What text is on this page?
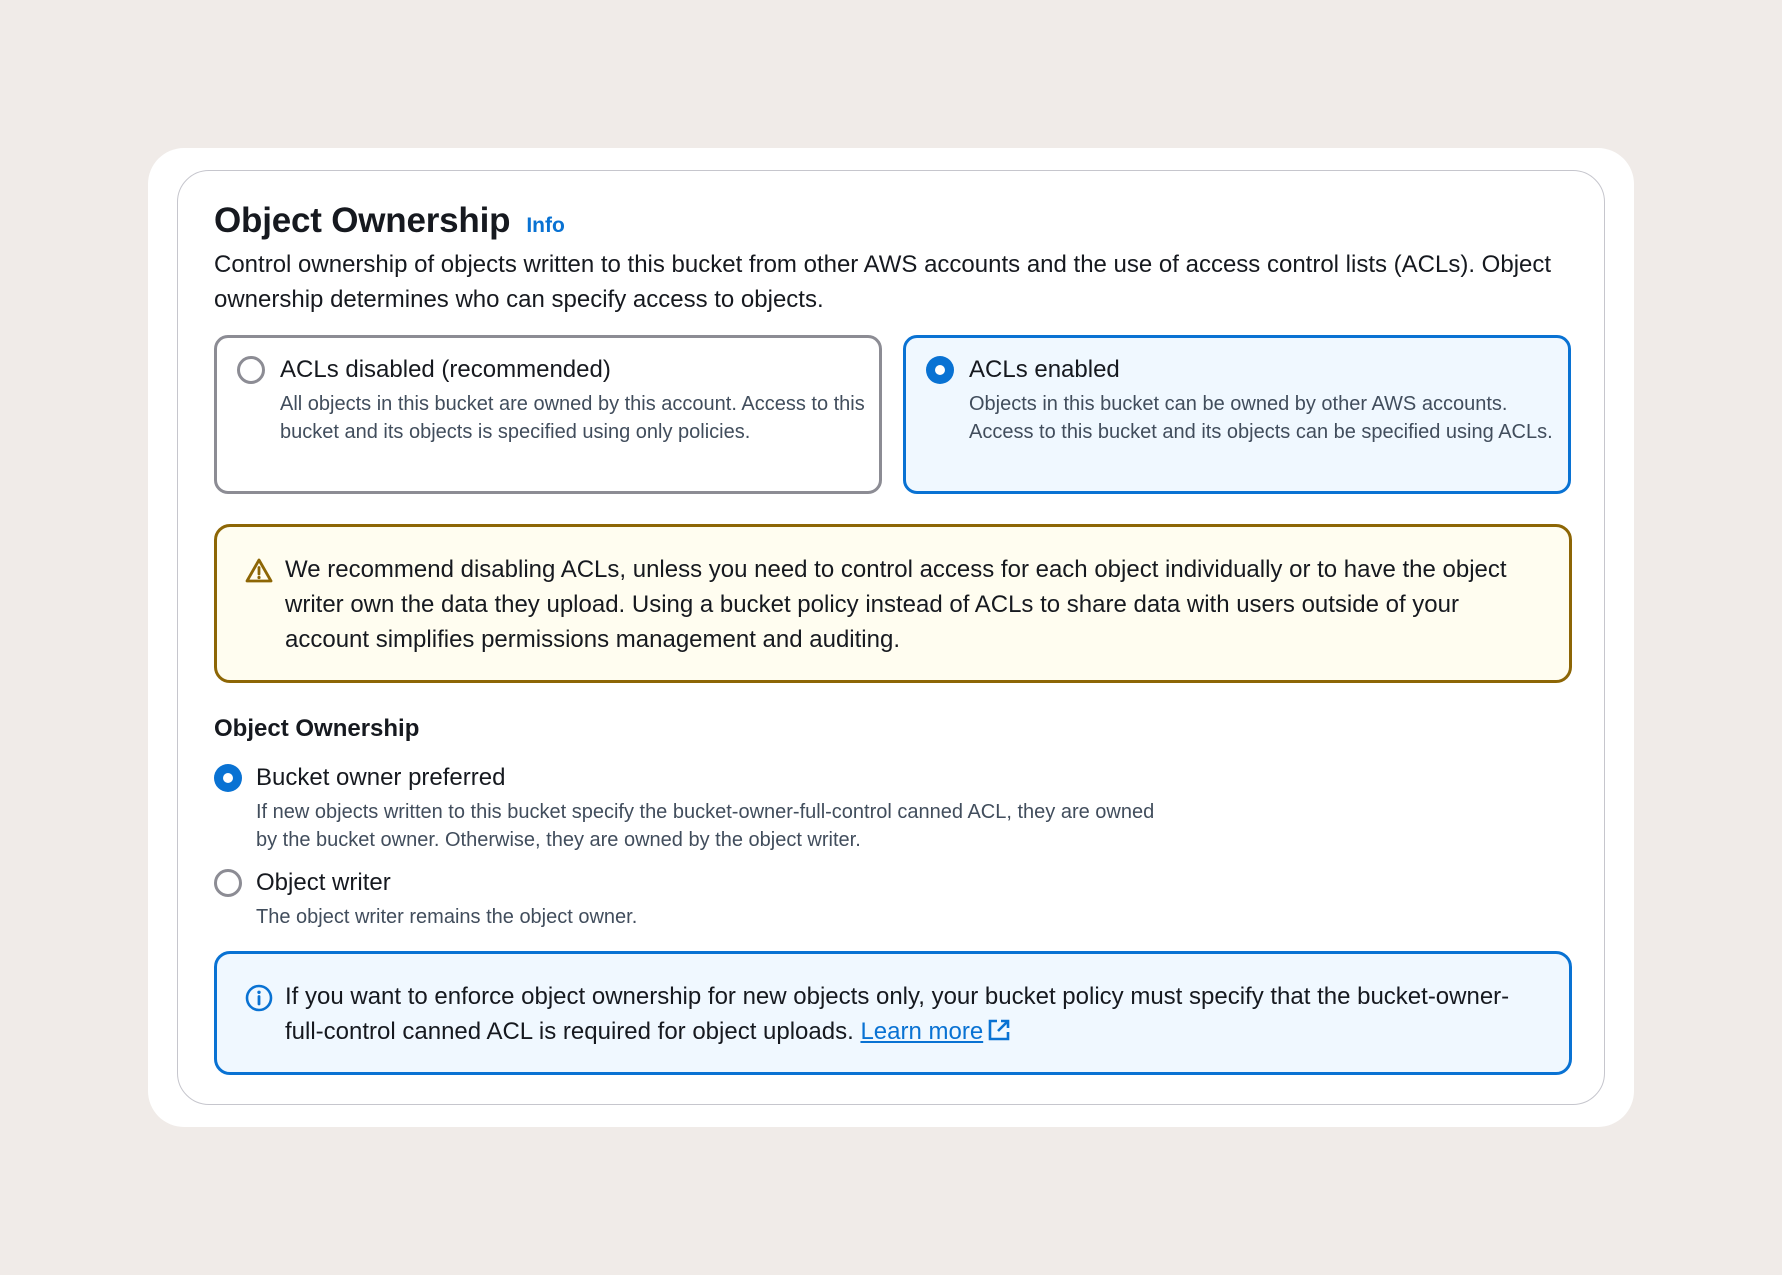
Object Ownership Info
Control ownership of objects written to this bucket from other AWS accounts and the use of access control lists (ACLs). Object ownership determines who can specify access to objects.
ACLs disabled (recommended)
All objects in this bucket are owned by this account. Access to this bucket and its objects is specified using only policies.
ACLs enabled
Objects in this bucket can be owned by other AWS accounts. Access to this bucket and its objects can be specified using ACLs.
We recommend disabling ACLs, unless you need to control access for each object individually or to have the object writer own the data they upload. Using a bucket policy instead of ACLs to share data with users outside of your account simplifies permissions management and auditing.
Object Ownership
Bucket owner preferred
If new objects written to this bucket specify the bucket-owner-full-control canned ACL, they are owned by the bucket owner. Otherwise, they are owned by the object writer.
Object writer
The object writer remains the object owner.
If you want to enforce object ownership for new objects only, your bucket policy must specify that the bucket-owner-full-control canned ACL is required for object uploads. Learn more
◇ ◇ ◇ ◇ ◇ ◇ ◇
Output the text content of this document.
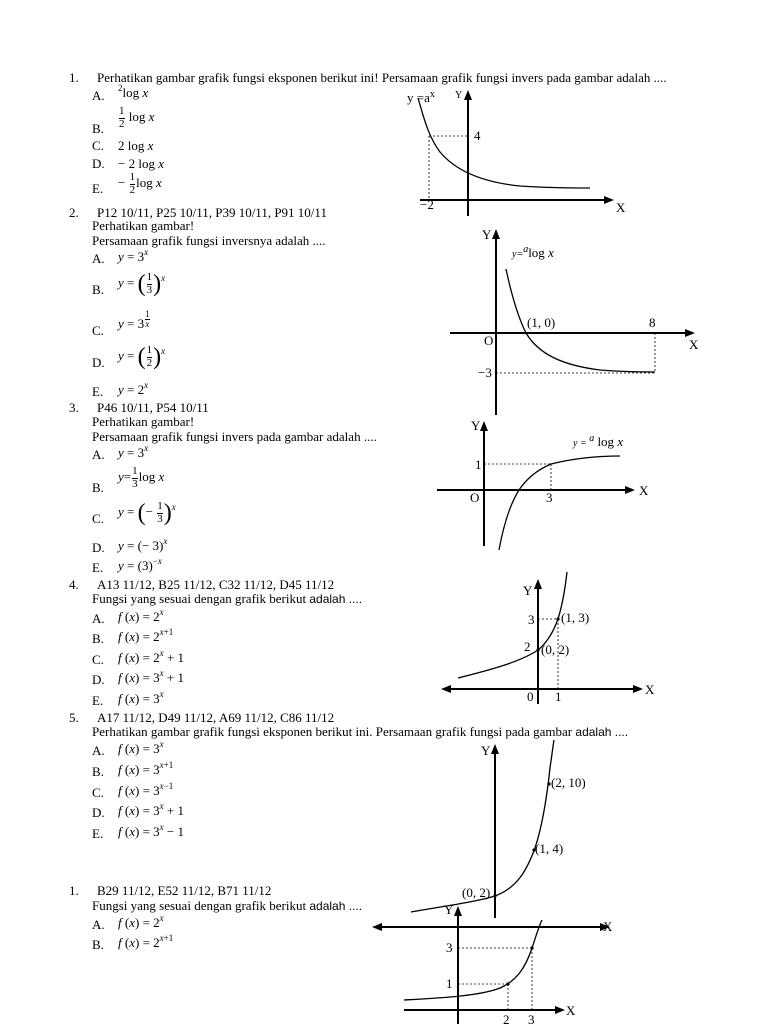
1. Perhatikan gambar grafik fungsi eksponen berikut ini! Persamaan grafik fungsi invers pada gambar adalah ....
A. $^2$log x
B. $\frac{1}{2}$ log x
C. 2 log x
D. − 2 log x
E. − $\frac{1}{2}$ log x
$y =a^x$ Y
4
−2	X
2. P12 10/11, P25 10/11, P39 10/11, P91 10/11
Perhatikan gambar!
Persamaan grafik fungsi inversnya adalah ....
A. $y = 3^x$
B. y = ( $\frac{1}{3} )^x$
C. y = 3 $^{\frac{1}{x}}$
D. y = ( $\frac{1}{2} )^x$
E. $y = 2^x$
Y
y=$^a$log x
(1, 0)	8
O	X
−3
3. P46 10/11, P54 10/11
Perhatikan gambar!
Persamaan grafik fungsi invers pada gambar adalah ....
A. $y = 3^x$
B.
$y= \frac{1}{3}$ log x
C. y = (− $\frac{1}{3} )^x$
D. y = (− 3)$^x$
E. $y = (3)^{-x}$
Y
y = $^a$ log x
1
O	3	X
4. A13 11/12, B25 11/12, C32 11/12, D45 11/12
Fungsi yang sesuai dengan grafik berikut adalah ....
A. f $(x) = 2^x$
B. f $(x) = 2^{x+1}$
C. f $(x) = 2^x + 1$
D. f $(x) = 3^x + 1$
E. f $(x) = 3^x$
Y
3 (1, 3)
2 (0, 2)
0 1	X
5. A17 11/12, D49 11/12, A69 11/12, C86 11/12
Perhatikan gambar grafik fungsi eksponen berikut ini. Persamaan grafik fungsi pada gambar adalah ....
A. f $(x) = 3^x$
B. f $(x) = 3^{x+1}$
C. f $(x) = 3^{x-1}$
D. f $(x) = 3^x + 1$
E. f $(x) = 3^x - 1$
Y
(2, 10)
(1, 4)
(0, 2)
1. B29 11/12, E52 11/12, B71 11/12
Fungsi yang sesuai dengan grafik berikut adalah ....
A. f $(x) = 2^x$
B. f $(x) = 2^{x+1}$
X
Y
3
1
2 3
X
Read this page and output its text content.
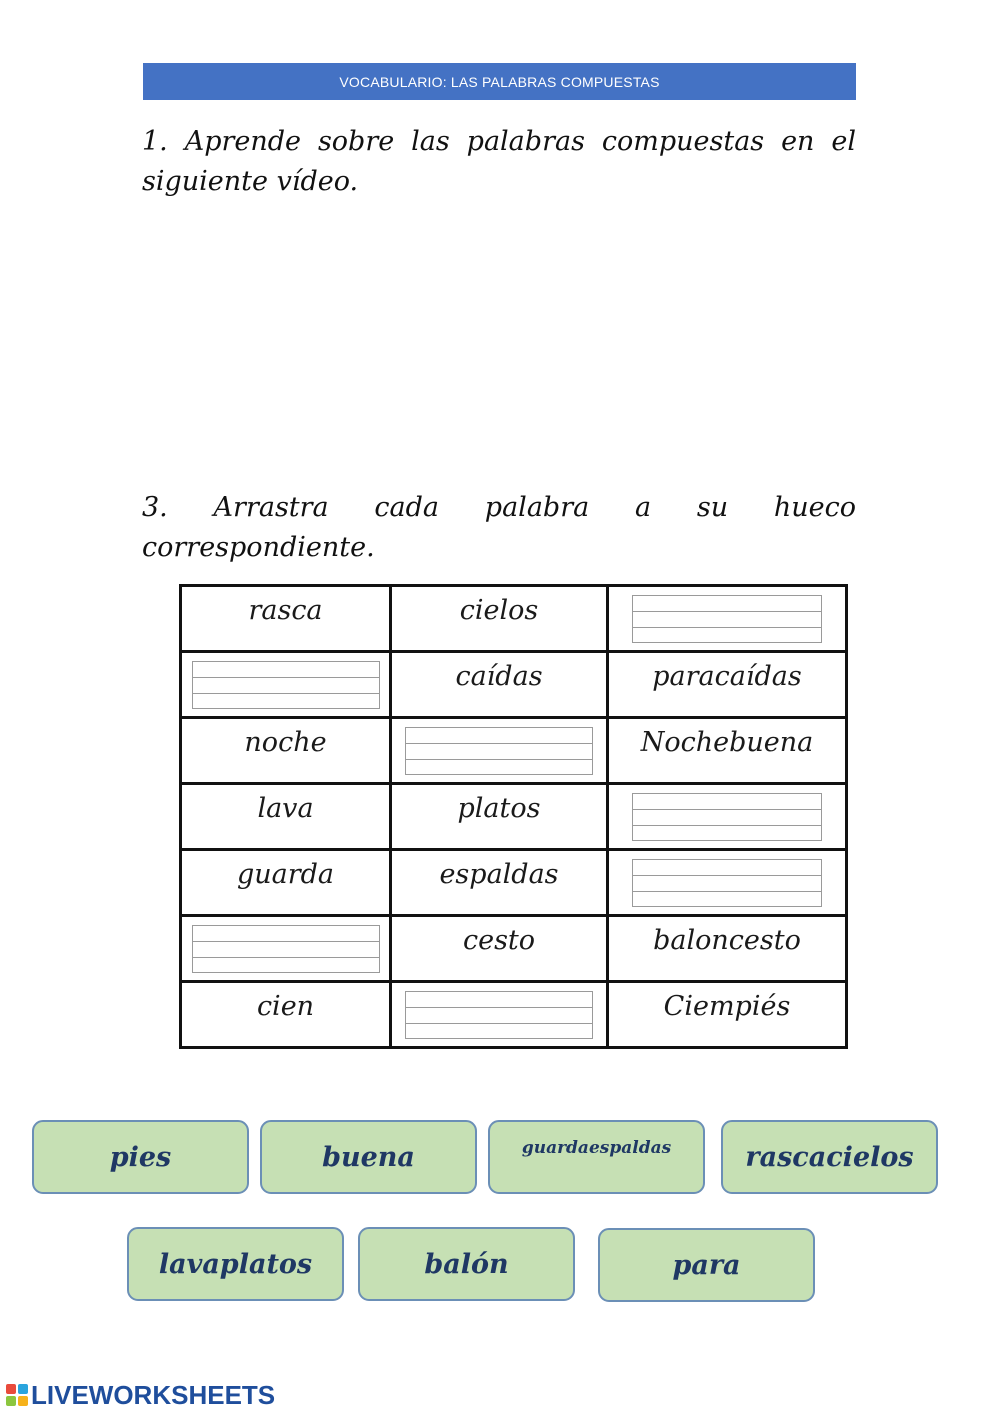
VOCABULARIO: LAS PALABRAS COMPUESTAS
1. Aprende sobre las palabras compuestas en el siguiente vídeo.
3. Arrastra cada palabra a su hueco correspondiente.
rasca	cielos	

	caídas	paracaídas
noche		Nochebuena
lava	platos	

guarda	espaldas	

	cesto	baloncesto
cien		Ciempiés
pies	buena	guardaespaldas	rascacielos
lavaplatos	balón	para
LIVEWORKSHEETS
◇ ◇ ◇ ◇ ◇ ◇ ◇
In the entries above, find each line with the word "adalah" and show it.

_Written solution_
1. Perhatikan gambar grafik fungsi eksponen berikut ini! Persamaan grafik fungsi invers pada gambar adalah ....
Persamaan grafik fungsi inversnya adalah ....
Persamaan grafik fungsi invers pada gambar adalah ....
Fungsi yang sesuai dengan grafik berikut adalah ....
Perhatikan gambar grafik fungsi eksponen berikut ini. Persamaan grafik fungsi pada gambar adalah ....
Fungsi yang sesuai dengan grafik berikut adalah ....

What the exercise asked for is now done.